#### Text block
Search code examples
rnlpquanteda

Quanteda group documents by multiple variables


I would like to be able to group documents in my dfm by two variables - speaker and week_start. I was previously able to do this using dfm(corpus, groups=c("speaker","week_start"). This worked fine and grouped documents by speaker-week.

However, with the recent updates to the quanteda package I seem to be running into a few problems. So I now create the dfm first then I try to group. Below is the code

dfm <- dfm(corpus)
dfm <- dfm_group(dfm, groups = c(speaker, week_start))

However, when I do this I get the error:

Error: groups must have length ndoc(x)

I have also tried to put the docvars in quotations but this generates the same error.


Solution

  • We changed the usage of the groups argument in v3 to make it more standard.

    From news(Version >= "3.0", package = "quanteda"):

    We have added non-standard evaluation for by and groups arguments to access object docvars:

    • The *_sample() functions' argument by, and groups in the *_group() functions, now take unquoted document variable (docvar) names directly, similar to the way the subset argument works in the *_subset() functions.
    • Quoted docvar names no longer work, as these will be evaluated literally.
    • The by = "document" formerly sampled from docid(x), but this functionality is now removed. Instead, use by = docid(x) to replicate this functionality.
########
#### Provided data
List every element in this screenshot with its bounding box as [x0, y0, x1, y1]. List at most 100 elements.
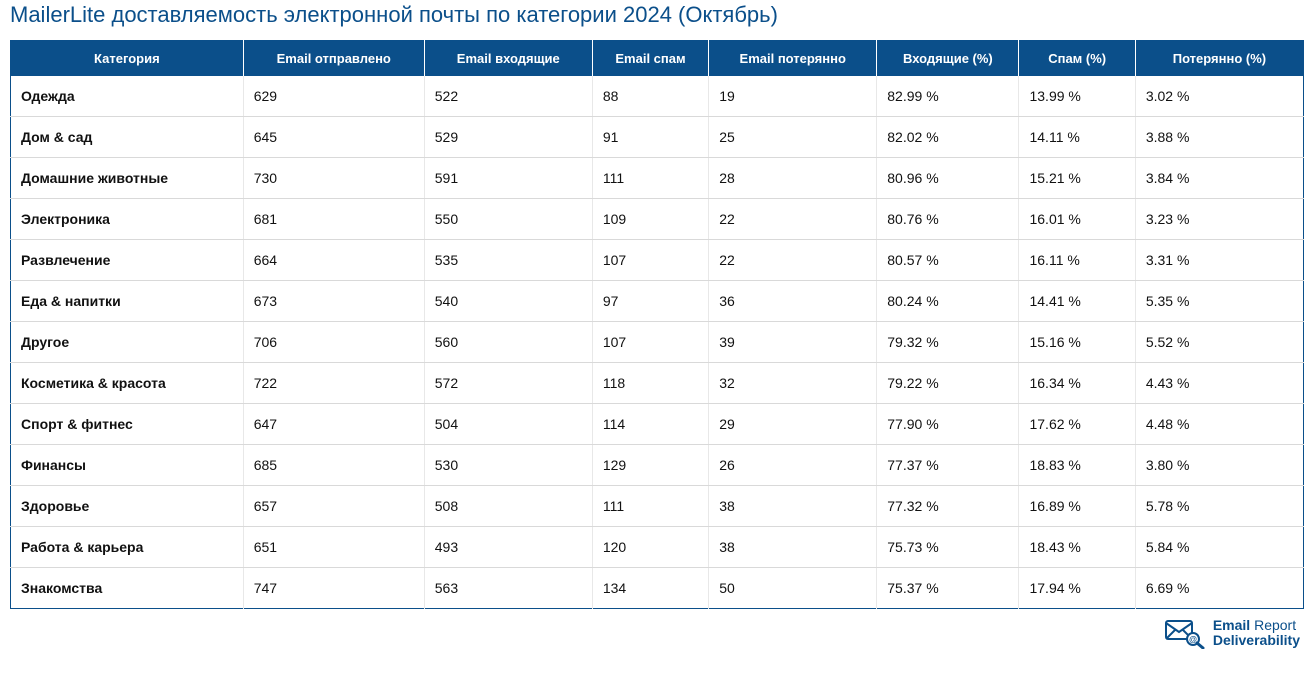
########
## Instruction A
In the quanteda grouping thread, what error appears when the user runs dfm_group with groups = c(speaker, week_start)?
## Instruction B
Resume the quanteda grouping thread right after its final sentence.

## Exercise response A
Error: groups must have length ndoc(x)

## Exercise response B
    • For groups, the default is now docid(x), which is now documented more completely. See ?groups and ?docid.

    So, to get the previous behaviour, you would want to use:

    groups = interaction(speaker, week_start)
    

    Here's an example:

    library("quanteda")
    ## Package version: 3.0
    ## Unicode version: 13.0
    ## ICU version: 69.1
    ## Parallel computing: 12 of 12 threads used.
    ## See https://quanteda.io for tutorials and examples.
    
    corp <- corpus(c(
      "a b c",
      "a c d",
      "c d d",
      "d d e"
    ),
    docvars = data.frame(
      var1 = c("a", "a", "b", "b"),
      var2 = c(1, 2, 1, 1)
    )
    )
    corp %>%
      tokens() %>%
      dfm() %>%
      dfm_group(groups = interaction(var1, var2))
    ## Document-feature matrix of: 3 documents, 5 features (40.00% sparse) and 2 docvars.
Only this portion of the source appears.